AIM:
Write out all of the records precisely. Skip anything that is a picture.

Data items
◆ ◆ ◆ ◆ ◆

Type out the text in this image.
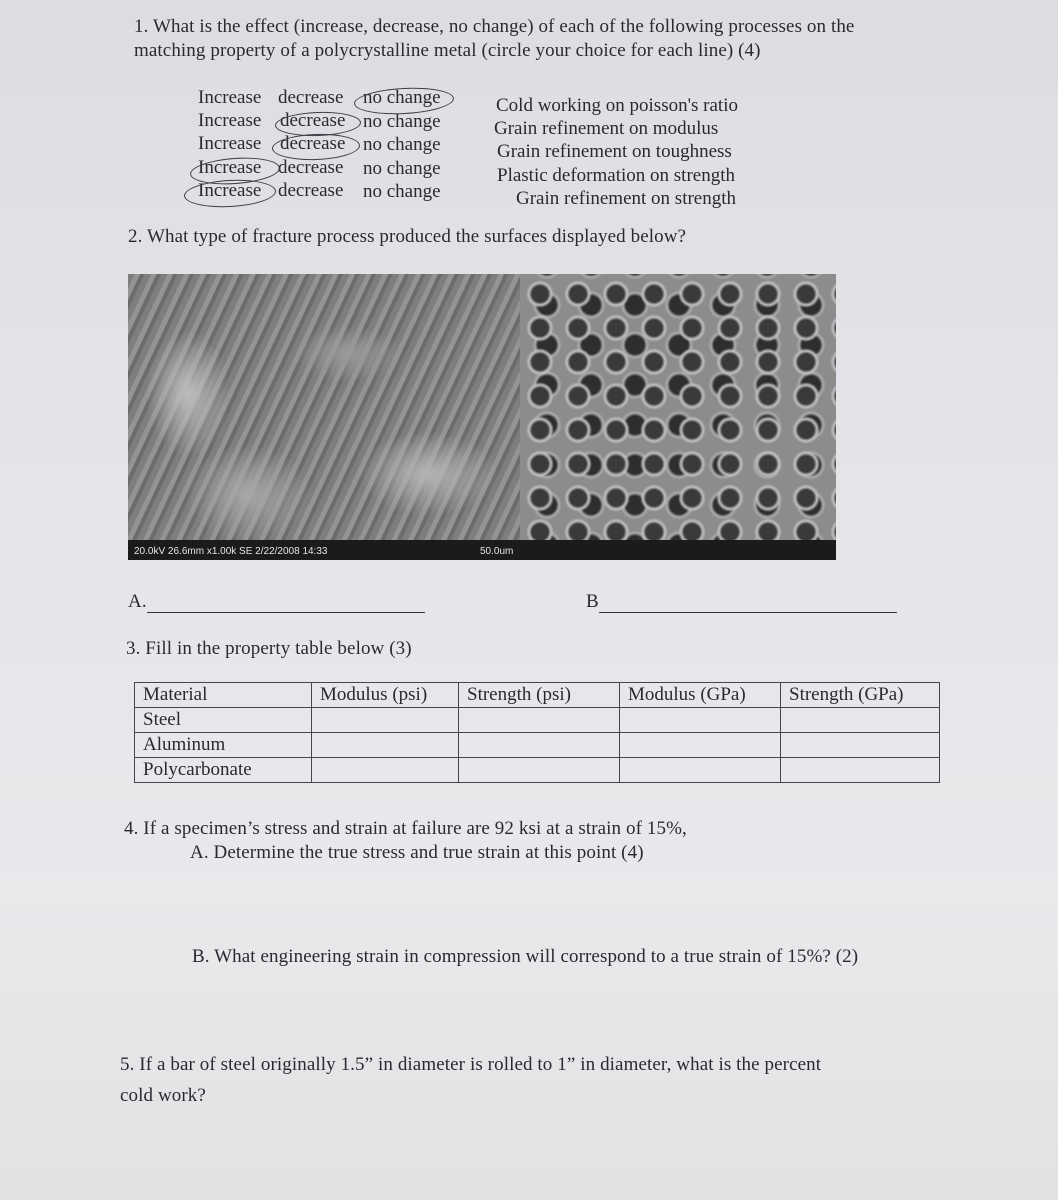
1. What is the effect (increase, decrease, no change) of each of the following processes on the
matching property of a polycrystalline metal (circle your choice for each line) (4)
Increase decrease no change	Cold working on poisson's ratio
Increase decrease no change	Grain refinement on modulus
Increase decrease no change	Grain refinement on toughness
Increase decrease no change	Plastic deformation on strength
Increase decrease no change	Grain refinement on strength
2. What type of fracture process produced the surfaces displayed below?
20.0kV 26.6mm x1.00k SE 2/22/2008 14:33	50.0um
A.	B
3. Fill in the property table below (3)
Material	Modulus (psi)	Strength (psi)	Modulus (GPa)	Strength (GPa)
Steel				
Aluminum				
Polycarbonate				
4. If a specimen’s stress and strain at failure are 92 ksi at a strain of 15%,
A. Determine the true stress and true strain at this point (4)
B. What engineering strain in compression will correspond to a true strain of 15%? (2)
5. If a bar of steel originally 1.5” in diameter is rolled to 1” in diameter, what is the percent
cold work?
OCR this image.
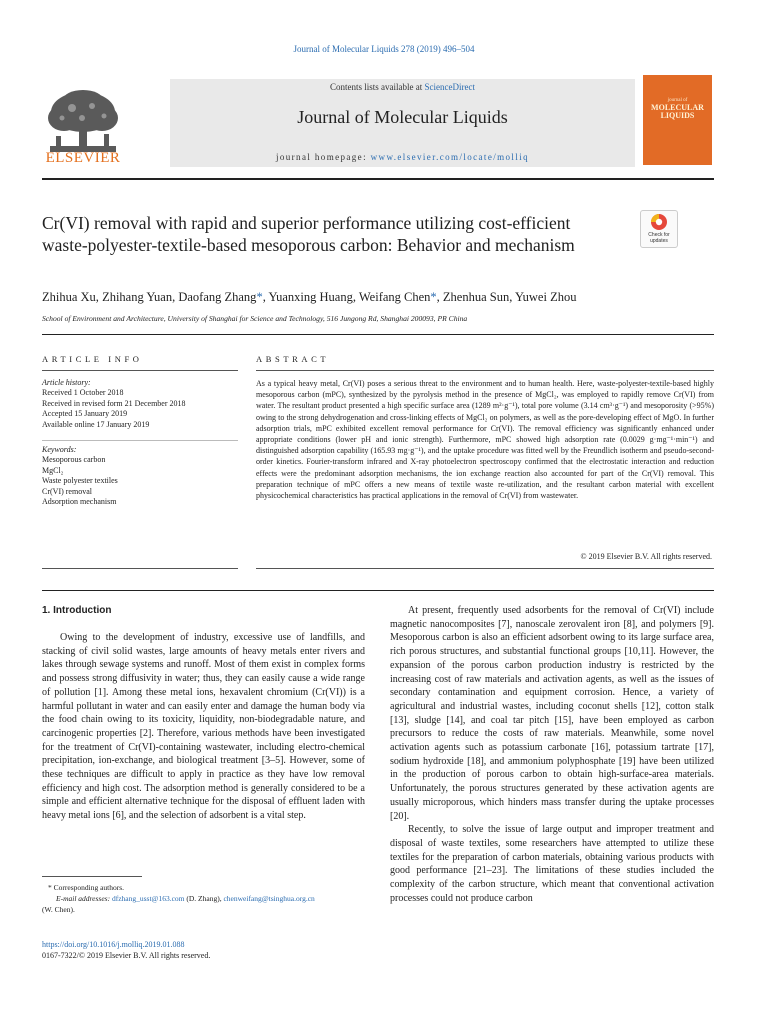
Journal of Molecular Liquids 278 (2019) 496–504
Contents lists available at ScienceDirect
Journal of Molecular Liquids
journal homepage: www.elsevier.com/locate/molliq
ELSEVIER
journal of
MOLECULAR LIQUIDS
Cr(VI) removal with rapid and superior performance utilizing cost-efficient waste-polyester-textile-based mesoporous carbon: Behavior and mechanism	Check for updates
Zhihua Xu, Zhihang Yuan, Daofang Zhang*, Yuanxing Huang, Weifang Chen*, Zhenhua Sun, Yuwei Zhou
School of Environment and Architecture, University of Shanghai for Science and Technology, 516 Jungong Rd, Shanghai 200093, PR China
ARTICLE INFO	ABSTRACT
Article history:
Received 1 October 2018
Received in revised form 21 December 2018
Accepted 15 January 2019
Available online 17 January 2019
Keywords:
Mesoporous carbon
MgCl₂
Waste polyester textiles
Cr(VI) removal
Adsorption mechanism
As a typical heavy metal, Cr(VI) poses a serious threat to the environment and to human health. Here, waste-polyester-textile-based highly mesoporous carbon (mPC), synthesized by the pyrolysis method in the presence of MgCl₂, was employed to rapidly remove Cr(VI) from water. The resultant product presented a high specific surface area (1289 m²·g⁻¹), total pore volume (3.14 cm³·g⁻¹) and mesoporosity (>95%) owing to the strong dehydrogenation and cross-linking effects of MgCl₂ on polymers, as well as the pore-developing effect of MgO. In further adsorption trials, mPC exhibited excellent removal performance for Cr(VI). The removal efficiency was significantly enhanced under appropriate conditions (lower pH and ionic strength). Furthermore, mPC showed high adsorption rate (0.0029 g·mg⁻¹·min⁻¹) and distinguished adsorption capability (165.93 mg·g⁻¹), and the uptake procedure was fitted well by the Freundlich isotherm and pseudo-second-order kinetics. Fourier-transform infrared and X-ray photoelectron spectroscopy confirmed that the electrostatic interaction and reduction effects were the predominant adsorption mechanisms, the ion exchange reaction also accounted for part of the Cr(VI) removal. This preparation technique of mPC offers a new means of textile waste re-utilization, and the resultant carbon material with excellent physicochemical characteristics has practical applications in the removal of Cr(VI) from wastewater.
© 2019 Elsevier B.V. All rights reserved.
1. Introduction

Owing to the development of industry, excessive use of landfills, and stacking of civil solid wastes, large amounts of heavy metals enter rivers and lakes through sewage systems and runoff. Most of them exist in complex forms and possess strong diffusivity in water; thus, they can easily cause a wide range of pollution [1]. Among these metal ions, hexavalent chromium (Cr(VI)) is a harmful pollutant in water and can easily enter and damage the human body via the food chain owing to its toxicity, liquidity, non-biodegradable nature, and carcinogenic properties [2]. Therefore, various methods have been investigated for the treatment of Cr(VI)-containing wastewater, including electro-chemical precipitation, ion-exchange, and biological treatment [3–5]. However, some of these techniques are difficult to apply in practice as they have low removal efficiency and high cost. The adsorption method is generally considered to be a simple and efficient alternative technique for the disposal of effluent laden with heavy metal ions [6], and the selection of adsorbent is a vital step.

At present, frequently used adsorbents for the removal of Cr(VI) include magnetic nanocomposites [7], nanoscale zerovalent iron [8], and polymers [9]. Mesoporous carbon is also an efficient adsorbent owing to its large surface area, rich porous structures, and substantial functional groups [10,11]. However, the expansion of the porous carbon production industry is restricted by the increasing cost of raw materials and activation agents, as well as the issues of secondary contamination and equipment corrosion. Hence, a variety of agricultural and industrial wastes, including coconut shells [12], cotton stalk [13], sludge [14], and coal tar pitch [15], have been employed as carbon precursors to reduce the costs of raw materials. Meanwhile, some novel activation agents such as potassium carbonate [16], potassium tartrate [17], sodium hydroxide [18], and ammonium polyphosphate [19] have been utilized in the production of porous carbon to obtain high-surface-area materials. Unfortunately, the porous structures generated by these activation agents are usually microporous, which hinders mass transfer during the uptake processes [20].

Recently, to solve the issue of large output and improper treatment and disposal of waste textiles, some researchers have attempted to utilize these textiles for the preparation of carbon materials, obtaining various products with good performance [21–23]. The limitations of these studies included the complexity of the carbon structure, which meant that conventional activation processes could not produce carbon

* Corresponding authors.
E-mail addresses: dfzhang_usst@163.com (D. Zhang), chenweifang@tsinghua.org.cn
(W. Chen).
https://doi.org/10.1016/j.molliq.2019.01.088
0167-7322/© 2019 Elsevier B.V. All rights reserved.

◆ ◆ ◆ ◆ ◆

ANSWER FOR THE TASK:
Type out the text in this image.
1. What is the effect (increase, decrease, no change) of each of the following processes on the
matching property of a polycrystalline metal (circle your choice for each line) (4)
Increase decrease no change	Cold working on poisson's ratio
Increase decrease no change	Grain refinement on modulus
Increase decrease no change	Grain refinement on toughness
Increase decrease no change	Plastic deformation on strength
Increase decrease no change	Grain refinement on strength
2. What type of fracture process produced the surfaces displayed below?
20.0kV 26.6mm x1.00k SE 2/22/2008 14:33	50.0um
A.	B
3. Fill in the property table below (3)
Material	Modulus (psi)	Strength (psi)	Modulus (GPa)	Strength (GPa)
Steel				
Aluminum				
Polycarbonate				
4. If a specimen’s stress and strain at failure are 92 ksi at a strain of 15%,
A. Determine the true stress and true strain at this point (4)
B. What engineering strain in compression will correspond to a true strain of 15%? (2)
5. If a bar of steel originally 1.5” in diameter is rolled to 1” in diameter, what is the percent
cold work?
OCR this image.
Journal of Molecular Liquids 278 (2019) 496–504
Contents lists available at ScienceDirect
Journal of Molecular Liquids
journal homepage: www.elsevier.com/locate/molliq
ELSEVIER
journal of
MOLECULAR LIQUIDS
Cr(VI) removal with rapid and superior performance utilizing cost-efficient waste-polyester-textile-based mesoporous carbon: Behavior and mechanism	Check for updates
Zhihua Xu, Zhihang Yuan, Daofang Zhang*, Yuanxing Huang, Weifang Chen*, Zhenhua Sun, Yuwei Zhou
School of Environment and Architecture, University of Shanghai for Science and Technology, 516 Jungong Rd, Shanghai 200093, PR China
ARTICLE INFO	ABSTRACT
Article history:
Received 1 October 2018
Received in revised form 21 December 2018
Accepted 15 January 2019
Available online 17 January 2019
Keywords:
Mesoporous carbon
MgCl₂
Waste polyester textiles
Cr(VI) removal
Adsorption mechanism
As a typical heavy metal, Cr(VI) poses a serious threat to the environment and to human health. Here, waste-polyester-textile-based highly mesoporous carbon (mPC), synthesized by the pyrolysis method in the presence of MgCl₂, was employed to rapidly remove Cr(VI) from water. The resultant product presented a high specific surface area (1289 m²·g⁻¹), total pore volume (3.14 cm³·g⁻¹) and mesoporosity (>95%) owing to the strong dehydrogenation and cross-linking effects of MgCl₂ on polymers, as well as the pore-developing effect of MgO. In further adsorption trials, mPC exhibited excellent removal performance for Cr(VI). The removal efficiency was significantly enhanced under appropriate conditions (lower pH and ionic strength). Furthermore, mPC showed high adsorption rate (0.0029 g·mg⁻¹·min⁻¹) and distinguished adsorption capability (165.93 mg·g⁻¹), and the uptake procedure was fitted well by the Freundlich isotherm and pseudo-second-order kinetics. Fourier-transform infrared and X-ray photoelectron spectroscopy confirmed that the electrostatic interaction and reduction effects were the predominant adsorption mechanisms, the ion exchange reaction also accounted for part of the Cr(VI) removal. This preparation technique of mPC offers a new means of textile waste re-utilization, and the resultant carbon material with excellent physicochemical characteristics has practical applications in the removal of Cr(VI) from wastewater.
© 2019 Elsevier B.V. All rights reserved.
1. Introduction

Owing to the development of industry, excessive use of landfills, and stacking of civil solid wastes, large amounts of heavy metals enter rivers and lakes through sewage systems and runoff. Most of them exist in complex forms and possess strong diffusivity in water; thus, they can easily cause a wide range of pollution [1]. Among these metal ions, hexavalent chromium (Cr(VI)) is a harmful pollutant in water and can easily enter and damage the human body via the food chain owing to its toxicity, liquidity, non-biodegradable nature, and carcinogenic properties [2]. Therefore, various methods have been investigated for the treatment of Cr(VI)-containing wastewater, including electro-chemical precipitation, ion-exchange, and biological treatment [3–5]. However, some of these techniques are difficult to apply in practice as they have low removal efficiency and high cost. The adsorption method is generally considered to be a simple and efficient alternative technique for the disposal of effluent laden with heavy metal ions [6], and the selection of adsorbent is a vital step.

At present, frequently used adsorbents for the removal of Cr(VI) include magnetic nanocomposites [7], nanoscale zerovalent iron [8], and polymers [9]. Mesoporous carbon is also an efficient adsorbent owing to its large surface area, rich porous structures, and substantial functional groups [10,11]. However, the expansion of the porous carbon production industry is restricted by the increasing cost of raw materials and activation agents, as well as the issues of secondary contamination and equipment corrosion. Hence, a variety of agricultural and industrial wastes, including coconut shells [12], cotton stalk [13], sludge [14], and coal tar pitch [15], have been employed as carbon precursors to reduce the costs of raw materials. Meanwhile, some novel activation agents such as potassium carbonate [16], potassium tartrate [17], sodium hydroxide [18], and ammonium polyphosphate [19] have been utilized in the production of porous carbon to obtain high-surface-area materials. Unfortunately, the porous structures generated by these activation agents are usually microporous, which hinders mass transfer during the uptake processes [20].

Recently, to solve the issue of large output and improper treatment and disposal of waste textiles, some researchers have attempted to utilize these textiles for the preparation of carbon materials, obtaining various products with good performance [21–23]. The limitations of these studies included the complexity of the carbon structure, which meant that conventional activation processes could not produce carbon

* Corresponding authors.
E-mail addresses: dfzhang_usst@163.com (D. Zhang), chenweifang@tsinghua.org.cn
(W. Chen).
https://doi.org/10.1016/j.molliq.2019.01.088
0167-7322/© 2019 Elsevier B.V. All rights reserved.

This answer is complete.